= DATA SHOWN =
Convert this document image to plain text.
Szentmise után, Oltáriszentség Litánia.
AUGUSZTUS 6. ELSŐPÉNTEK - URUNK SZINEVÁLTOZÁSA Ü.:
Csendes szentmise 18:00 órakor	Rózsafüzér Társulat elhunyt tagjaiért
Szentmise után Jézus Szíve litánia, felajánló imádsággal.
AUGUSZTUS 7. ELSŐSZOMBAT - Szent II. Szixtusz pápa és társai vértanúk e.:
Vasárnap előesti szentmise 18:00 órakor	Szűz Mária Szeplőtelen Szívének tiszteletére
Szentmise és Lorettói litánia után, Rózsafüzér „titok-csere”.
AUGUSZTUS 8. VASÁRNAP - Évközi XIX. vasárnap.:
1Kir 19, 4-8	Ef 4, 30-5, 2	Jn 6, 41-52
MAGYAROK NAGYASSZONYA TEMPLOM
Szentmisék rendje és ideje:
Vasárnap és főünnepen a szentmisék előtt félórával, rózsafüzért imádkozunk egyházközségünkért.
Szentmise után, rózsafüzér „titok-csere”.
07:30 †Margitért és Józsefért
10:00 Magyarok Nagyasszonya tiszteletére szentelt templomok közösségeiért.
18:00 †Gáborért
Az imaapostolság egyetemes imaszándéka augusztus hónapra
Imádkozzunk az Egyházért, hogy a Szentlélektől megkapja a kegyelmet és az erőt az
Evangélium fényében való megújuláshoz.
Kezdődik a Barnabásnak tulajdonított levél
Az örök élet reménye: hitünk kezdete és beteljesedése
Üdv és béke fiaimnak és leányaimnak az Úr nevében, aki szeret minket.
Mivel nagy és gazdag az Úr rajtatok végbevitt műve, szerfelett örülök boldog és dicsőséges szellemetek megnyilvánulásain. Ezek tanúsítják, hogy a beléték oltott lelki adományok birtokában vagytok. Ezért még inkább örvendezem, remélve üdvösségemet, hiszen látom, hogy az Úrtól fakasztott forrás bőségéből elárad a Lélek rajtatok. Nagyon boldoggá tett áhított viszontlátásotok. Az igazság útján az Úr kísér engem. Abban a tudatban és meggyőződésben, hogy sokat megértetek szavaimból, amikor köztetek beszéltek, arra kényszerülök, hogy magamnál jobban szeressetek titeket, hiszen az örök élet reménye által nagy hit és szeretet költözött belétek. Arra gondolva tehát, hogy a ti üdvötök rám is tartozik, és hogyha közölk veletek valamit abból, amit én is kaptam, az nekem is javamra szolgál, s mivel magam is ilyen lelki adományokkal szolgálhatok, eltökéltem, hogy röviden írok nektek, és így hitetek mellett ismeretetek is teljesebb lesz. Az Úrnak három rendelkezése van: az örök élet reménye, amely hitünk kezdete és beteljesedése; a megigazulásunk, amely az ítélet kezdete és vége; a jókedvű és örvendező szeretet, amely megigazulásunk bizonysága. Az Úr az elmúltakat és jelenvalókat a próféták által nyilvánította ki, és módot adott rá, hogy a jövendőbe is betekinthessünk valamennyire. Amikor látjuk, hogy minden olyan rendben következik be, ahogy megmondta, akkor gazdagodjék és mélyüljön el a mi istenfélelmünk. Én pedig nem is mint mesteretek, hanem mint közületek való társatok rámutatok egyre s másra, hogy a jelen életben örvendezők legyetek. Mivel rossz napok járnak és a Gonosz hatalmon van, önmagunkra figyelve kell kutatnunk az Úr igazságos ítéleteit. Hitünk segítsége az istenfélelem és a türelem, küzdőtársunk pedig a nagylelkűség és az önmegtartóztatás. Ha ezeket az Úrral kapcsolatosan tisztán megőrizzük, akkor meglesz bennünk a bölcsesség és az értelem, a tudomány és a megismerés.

= DIRECTIVE =
Every entry should be output exactly as written, please.

= FULL SOLUTION =
Convert this document image to plain text.
Szentmise után, Oltáriszentség Litánia.
AUGUSZTUS 6. ELSŐPÉNTEK - URUNK SZINEVÁLTOZÁSA Ü.:
Csendes szentmise 18:00 órakor	Rózsafüzér Társulat elhunyt tagjaiért
Szentmise után Jézus Szíve litánia, felajánló imádsággal.
AUGUSZTUS 7. ELSŐSZOMBAT - Szent II. Szixtusz pápa és társai vértanúk e.:
Vasárnap előesti szentmise 18:00 órakor	Szűz Mária Szeplőtelen Szívének tiszteletére
Szentmise és Lorettói litánia után, Rózsafüzér „titok-csere”.
AUGUSZTUS 8. VASÁRNAP - Évközi XIX. vasárnap.:
1Kir 19, 4-8	Ef 4, 30-5, 2	Jn 6, 41-52
MAGYAROK NAGYASSZONYA TEMPLOM
Szentmisék rendje és ideje:
Vasárnap és főünnepen a szentmisék előtt félórával, rózsafüzért imádkozunk egyházközségünkért.
Szentmise után, rózsafüzér „titok-csere”.
07:30 †Margitért és Józsefért
10:00 Magyarok Nagyasszonya tiszteletére szentelt templomok közösségeiért.
18:00 †Gáborért
Az imaapostolság egyetemes imaszándéka augusztus hónapra
Imádkozzunk az Egyházért, hogy a Szentlélektől megkapja a kegyelmet és az erőt az
Evangélium fényében való megújuláshoz.
Kezdődik a Barnabásnak tulajdonított levél
Az örök élet reménye: hitünk kezdete és beteljesedése
Üdv és béke fiaimnak és leányaimnak az Úr nevében, aki szeret minket.
Mivel nagy és gazdag az Úr rajtatok végbevitt műve, szerfelett örülök boldog és dicsőséges szellemetek megnyilvánulásain. Ezek tanúsítják, hogy a beléték oltott lelki adományok birtokában vagytok. Ezért még inkább örvendezem, remélve üdvösségemet, hiszen látom, hogy az Úrtól fakasztott forrás bőségéből elárad a Lélek rajtatok. Nagyon boldoggá tett áhított viszontlátásotok. Az igazság útján az Úr kísér engem. Abban a tudatban és meggyőződésben, hogy sokat megértetek szavaimból, amikor köztetek beszéltek, arra kényszerülök, hogy magamnál jobban szeressetek titeket, hiszen az örök élet reménye által nagy hit és szeretet költözött belétek. Arra gondolva tehát, hogy a ti üdvötök rám is tartozik, és hogyha közölk veletek valamit abból, amit én is kaptam, az nekem is javamra szolgál, s mivel magam is ilyen lelki adományokkal szolgálhatok, eltökéltem, hogy röviden írok nektek, és így hitetek mellett ismeretetek is teljesebb lesz. Az Úrnak három rendelkezése van: az örök élet reménye, amely hitünk kezdete és beteljesedése; a megigazulásunk, amely az ítélet kezdete és vége; a jókedvű és örvendező szeretet, amely megigazulásunk bizonysága. Az Úr az elmúltakat és jelenvalókat a próféták által nyilvánította ki, és módot adott rá, hogy a jövendőbe is betekinthessünk valamennyire. Amikor látjuk, hogy minden olyan rendben következik be, ahogy megmondta, akkor gazdagodjék és mélyüljön el a mi istenfélelmünk. Én pedig nem is mint mesteretek, hanem mint közületek való társatok rámutatok egyre s másra, hogy a jelen életben örvendezők legyetek. Mivel rossz napok járnak és a Gonosz hatalmon van, önmagunkra figyelve kell kutatnunk az Úr igazságos ítéleteit. Hitünk segítsége az istenfélelem és a türelem, küzdőtársunk pedig a nagylelkűség és az önmegtartóztatás. Ha ezeket az Úrral kapcsolatosan tisztán megőrizzük, akkor meglesz bennünk a bölcsesség és az értelem, a tudomány és a megismerés.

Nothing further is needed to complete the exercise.